WHAT IS BEING ASKED: Copy the records below exactly, leaving out any pictures.

THE INPUT:

** begin **

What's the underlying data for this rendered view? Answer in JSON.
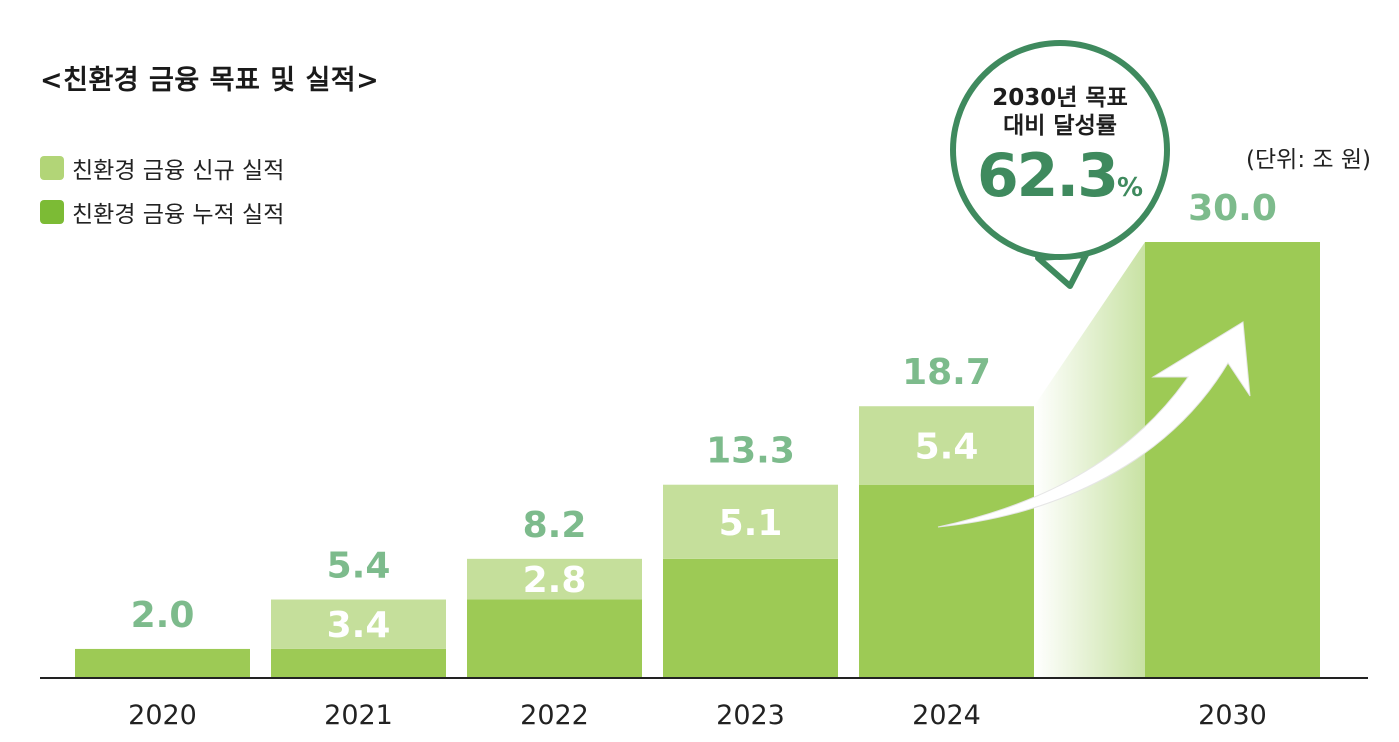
{
  "title": "<친환경 금융 목표 및 실적>",
  "unit": "(단위: 조 원)",
  "legend": {
    "new": "친환경 금융 신규 실적",
    "cumulative": "친환경 금융 누적 실적"
  },
  "colors": {
    "new": "#c5df9b",
    "cumulative": "#9dca55",
    "legend_new": "#b2d577",
    "legend_cumulative": "#7cbb35",
    "total_label": "#7dbb8c",
    "bubble": "#3f8a5e"
  },
  "bubble": {
    "line1": "2030년 목표",
    "line2": "대비  달성률",
    "value": "62.3",
    "unit": "%"
  },
  "chart_data": {
    "type": "bar",
    "stacked": true,
    "categories": [
      "2020",
      "2021",
      "2022",
      "2023",
      "2024",
      "2030"
    ],
    "series": [
      {
        "name": "친환경 금융 누적 실적",
        "values": [
          2.0,
          2.0,
          5.4,
          8.2,
          13.3,
          30.0
        ]
      },
      {
        "name": "친환경 금융 신규 실적",
        "values": [
          0,
          3.4,
          2.8,
          5.1,
          5.4,
          0
        ]
      }
    ],
    "new_labels": [
      "",
      "3.4",
      "2.8",
      "5.1",
      "5.4",
      ""
    ],
    "total_labels": [
      "2.0",
      "5.4",
      "8.2",
      "13.3",
      "18.7",
      "30.0"
    ],
    "ylim": [
      0,
      30
    ],
    "xlabel": "",
    "ylabel": ""
  }
}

** end **

FINAL RESULT:
What's the underlying data for this rendered view? Answer in JSON.
{
  "title": "<친환경 금융 목표 및 실적>",
  "unit": "(단위: 조 원)",
  "legend": {
    "new": "친환경 금융 신규 실적",
    "cumulative": "친환경 금융 누적 실적"
  },
  "colors": {
    "new": "#c5df9b",
    "cumulative": "#9dca55",
    "legend_new": "#b2d577",
    "legend_cumulative": "#7cbb35",
    "total_label": "#7dbb8c",
    "bubble": "#3f8a5e"
  },
  "bubble": {
    "line1": "2030년 목표",
    "line2": "대비  달성률",
    "value": "62.3",
    "unit": "%"
  },
  "chart_data": {
    "type": "bar",
    "stacked": true,
    "categories": [
      "2020",
      "2021",
      "2022",
      "2023",
      "2024",
      "2030"
    ],
    "series": [
      {
        "name": "친환경 금융 누적 실적",
        "values": [
          2.0,
          2.0,
          5.4,
          8.2,
          13.3,
          30.0
        ]
      },
      {
        "name": "친환경 금융 신규 실적",
        "values": [
          0,
          3.4,
          2.8,
          5.1,
          5.4,
          0
        ]
      }
    ],
    "new_labels": [
      "",
      "3.4",
      "2.8",
      "5.1",
      "5.4",
      ""
    ],
    "total_labels": [
      "2.0",
      "5.4",
      "8.2",
      "13.3",
      "18.7",
      "30.0"
    ],
    "ylim": [
      0,
      30
    ],
    "xlabel": "",
    "ylabel": ""
  }
}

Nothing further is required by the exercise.